» Task to complete
Your reply should be a single number: how many lines contain the string "visits".

» Supplied entries

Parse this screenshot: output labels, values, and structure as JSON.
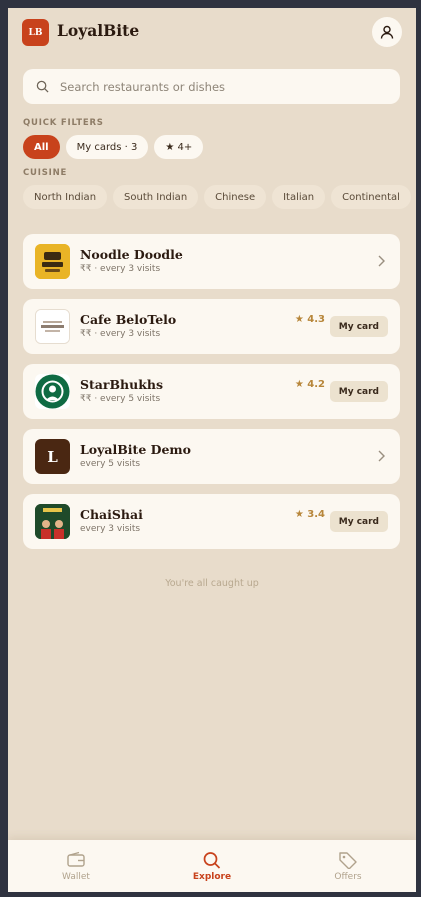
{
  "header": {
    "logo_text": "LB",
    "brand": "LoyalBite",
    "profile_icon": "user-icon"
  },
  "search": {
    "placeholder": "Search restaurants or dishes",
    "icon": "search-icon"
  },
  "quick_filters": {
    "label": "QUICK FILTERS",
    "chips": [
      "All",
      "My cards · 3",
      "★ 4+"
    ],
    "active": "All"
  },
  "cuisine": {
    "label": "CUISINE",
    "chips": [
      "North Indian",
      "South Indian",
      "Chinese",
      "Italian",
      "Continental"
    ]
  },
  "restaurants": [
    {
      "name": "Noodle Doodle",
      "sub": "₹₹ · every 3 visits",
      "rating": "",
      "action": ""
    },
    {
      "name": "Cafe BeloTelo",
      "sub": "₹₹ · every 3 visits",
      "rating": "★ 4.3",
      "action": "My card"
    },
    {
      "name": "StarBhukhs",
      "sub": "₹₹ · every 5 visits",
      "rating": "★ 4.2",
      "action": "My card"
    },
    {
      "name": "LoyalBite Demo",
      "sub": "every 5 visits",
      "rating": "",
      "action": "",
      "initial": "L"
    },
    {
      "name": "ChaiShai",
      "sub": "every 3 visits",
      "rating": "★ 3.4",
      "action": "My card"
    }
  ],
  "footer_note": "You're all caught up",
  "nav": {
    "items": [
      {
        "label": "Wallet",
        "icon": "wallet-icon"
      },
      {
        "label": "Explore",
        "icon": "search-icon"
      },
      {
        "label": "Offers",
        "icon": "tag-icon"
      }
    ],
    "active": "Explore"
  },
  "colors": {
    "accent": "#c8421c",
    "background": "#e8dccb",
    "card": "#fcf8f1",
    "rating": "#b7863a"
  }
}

» Task output
5